— Begin —
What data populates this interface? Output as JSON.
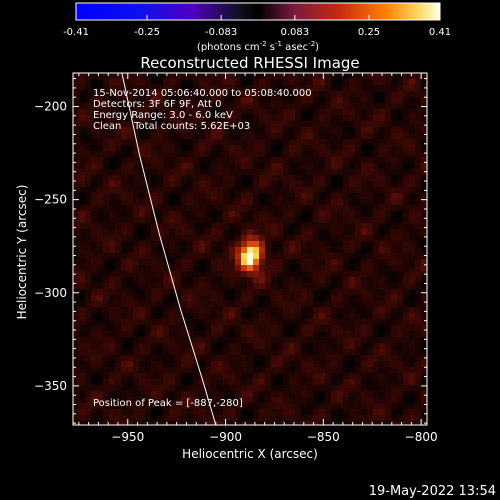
{
  "colorbar": {
    "ticks": [
      "-0.41",
      "-0.25",
      "-0.083",
      "0.083",
      "0.25",
      "0.41"
    ],
    "range": [
      -0.41,
      0.41
    ],
    "units": "(photons cm",
    "units_sup1": "-2",
    "units_mid": " s",
    "units_sup2": "-1",
    "units_end": " asec",
    "units_sup3": "-2",
    "units_close": ")"
  },
  "info": {
    "line1": "15-Nov-2014 05:06:40.000 to 05:08:40.000",
    "line2": "Detectors: 3F 6F 9F, Att 0",
    "line3": "Energy Range: 3.0 - 6.0 keV",
    "line4": "Clean    Total counts: 5.62E+03",
    "peak": "Position of Peak = [-887,-280]"
  },
  "timestamp": "19-May-2022 13:54",
  "colors": {
    "background": "#000000",
    "axes": "#ffffff",
    "limb": "#ffffff"
  },
  "chart_data": {
    "type": "heatmap",
    "title": "Reconstructed RHESSI Image",
    "xlabel": "Heliocentric X (arcsec)",
    "ylabel": "Heliocentric Y (arcsec)",
    "xlim": [
      -978,
      -797
    ],
    "ylim": [
      -371,
      -182
    ],
    "xticks": [
      -950,
      -900,
      -850,
      -800
    ],
    "xtick_labels": [
      "−950",
      "−900",
      "−850",
      "−800"
    ],
    "yticks": [
      -200,
      -250,
      -300,
      -350
    ],
    "ytick_labels": [
      "−200",
      "−250",
      "−300",
      "−350"
    ],
    "peak": {
      "x": -887,
      "y": -280,
      "value": 0.41
    },
    "colormap": "red-temperature",
    "limb_curve": [
      [
        -953,
        -182
      ],
      [
        -944,
        -226
      ],
      [
        -934,
        -268
      ],
      [
        -923,
        -309
      ],
      [
        -912,
        -346
      ],
      [
        -905,
        -371
      ]
    ],
    "grid": false
  }
}
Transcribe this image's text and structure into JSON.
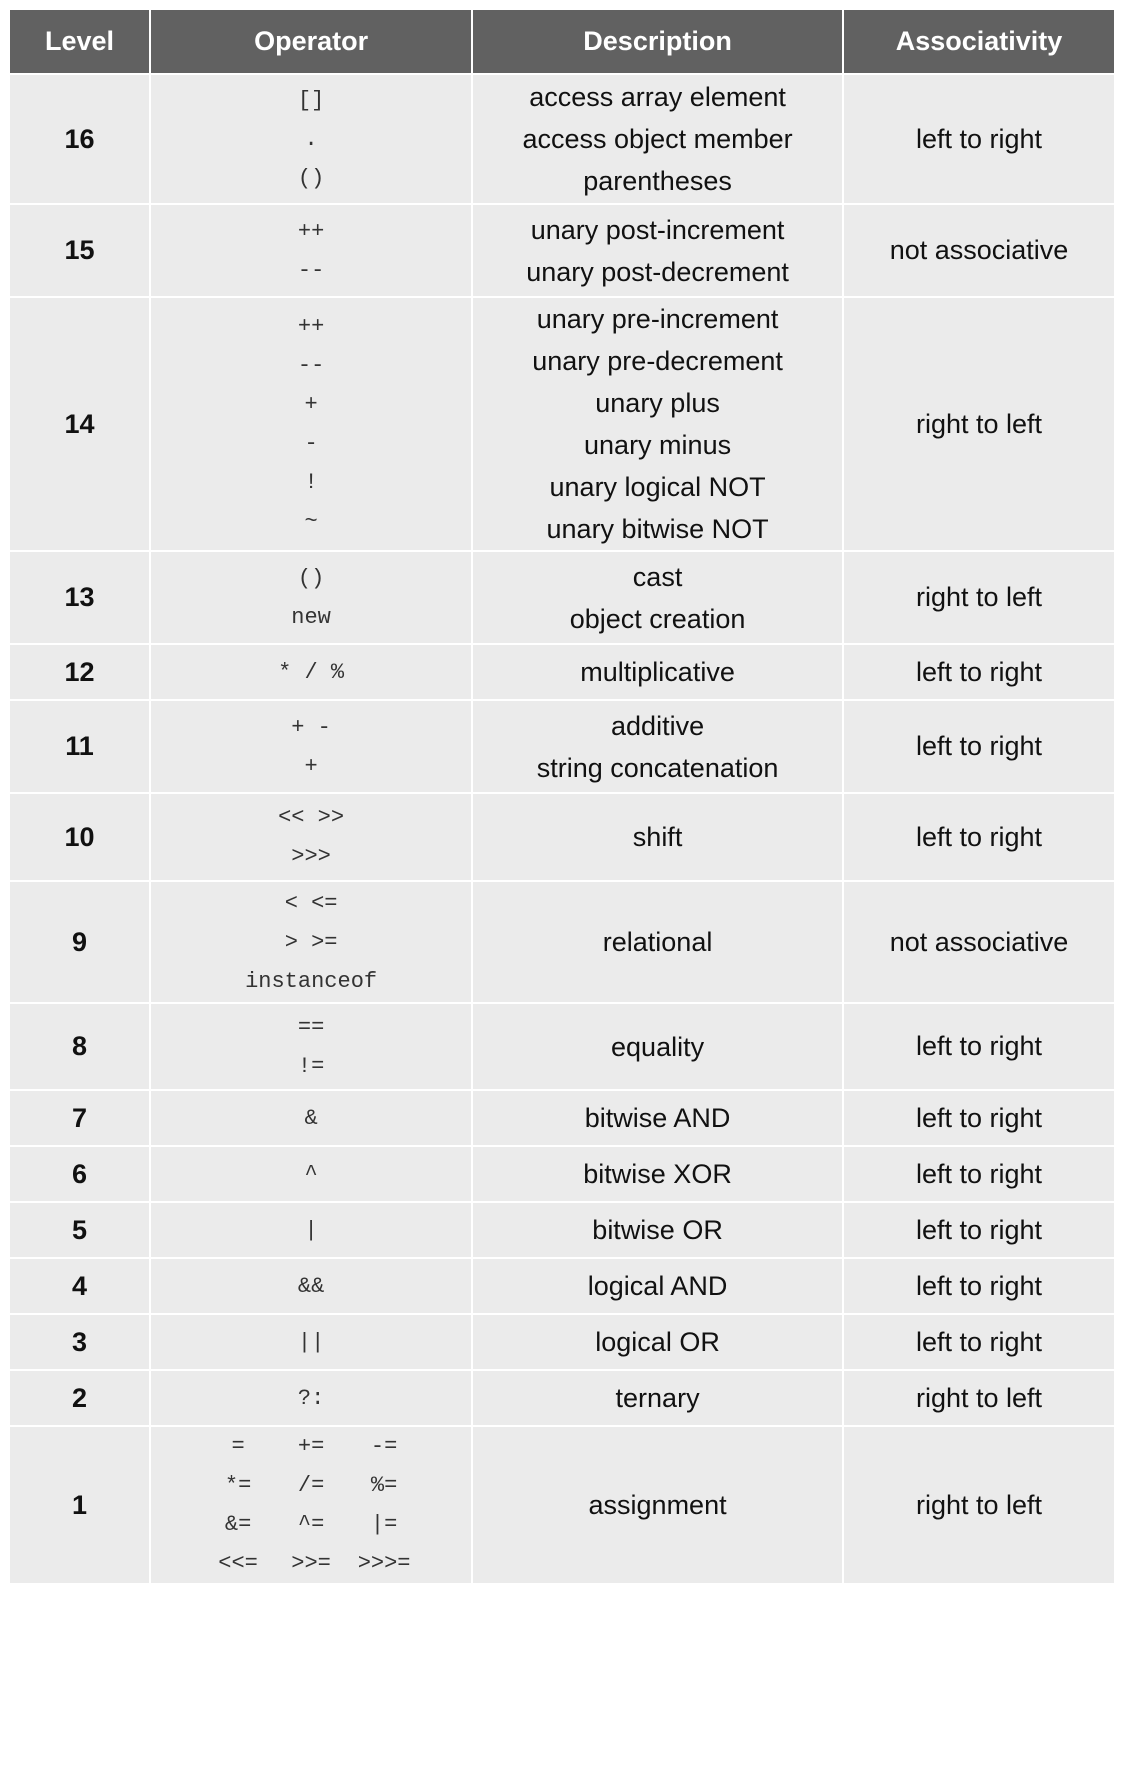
{
  "headers": [
    "Level",
    "Operator",
    "Description",
    "Associativity"
  ],
  "rows": [
    {
      "level": "16",
      "operators": [
        "[]",
        ".",
        "()"
      ],
      "descriptions": [
        "access array element",
        "access object member",
        "parentheses"
      ],
      "associativity": "left to right"
    },
    {
      "level": "15",
      "operators": [
        "++",
        "--"
      ],
      "descriptions": [
        "unary post-increment",
        "unary post-decrement"
      ],
      "associativity": "not associative"
    },
    {
      "level": "14",
      "operators": [
        "++",
        "--",
        "+",
        "-",
        "!",
        "~"
      ],
      "descriptions": [
        "unary pre-increment",
        "unary pre-decrement",
        "unary plus",
        "unary minus",
        "unary logical NOT",
        "unary bitwise NOT"
      ],
      "associativity": "right to left"
    },
    {
      "level": "13",
      "operators": [
        "()",
        "new"
      ],
      "descriptions": [
        "cast",
        "object creation"
      ],
      "associativity": "right to left"
    },
    {
      "level": "12",
      "operators": [
        "* / %"
      ],
      "descriptions": [
        "multiplicative"
      ],
      "associativity": "left to right"
    },
    {
      "level": "11",
      "operators": [
        "+ -",
        "+"
      ],
      "descriptions": [
        "additive",
        "string concatenation"
      ],
      "associativity": "left to right"
    },
    {
      "level": "10",
      "operators": [
        "<< >>",
        ">>>"
      ],
      "descriptions": [
        "shift"
      ],
      "associativity": "left to right"
    },
    {
      "level": "9",
      "operators": [
        "< <=",
        "> >=",
        "instanceof"
      ],
      "descriptions": [
        "relational"
      ],
      "associativity": "not associative"
    },
    {
      "level": "8",
      "operators": [
        "==",
        "!="
      ],
      "descriptions": [
        "equality"
      ],
      "associativity": "left to right"
    },
    {
      "level": "7",
      "operators": [
        "&"
      ],
      "descriptions": [
        "bitwise AND"
      ],
      "associativity": "left to right"
    },
    {
      "level": "6",
      "operators": [
        "^"
      ],
      "descriptions": [
        "bitwise XOR"
      ],
      "associativity": "left to right"
    },
    {
      "level": "5",
      "operators": [
        "|"
      ],
      "descriptions": [
        "bitwise OR"
      ],
      "associativity": "left to right"
    },
    {
      "level": "4",
      "operators": [
        "&&"
      ],
      "descriptions": [
        "logical AND"
      ],
      "associativity": "left to right"
    },
    {
      "level": "3",
      "operators": [
        "||"
      ],
      "descriptions": [
        "logical OR"
      ],
      "associativity": "left to right"
    },
    {
      "level": "2",
      "operators": [
        "?:"
      ],
      "descriptions": [
        "ternary"
      ],
      "associativity": "right to left"
    },
    {
      "level": "1",
      "operators": [
        "=",
        "+=",
        "-=",
        "*=",
        "/=",
        "%=",
        "&=",
        "^=",
        "|=",
        "<<=",
        ">>=",
        ">>>="
      ],
      "operator_grid": true,
      "descriptions": [
        "assignment"
      ],
      "associativity": "right to left"
    }
  ],
  "colors": {
    "header_bg": "#616161",
    "header_text": "#ffffff",
    "cell_bg": "#ebebeb"
  }
}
— End —
• [Task to carry out]
A line counts if it holds the word "increment". How many lines of the entries count? Give the number only.

• [Complete output]
2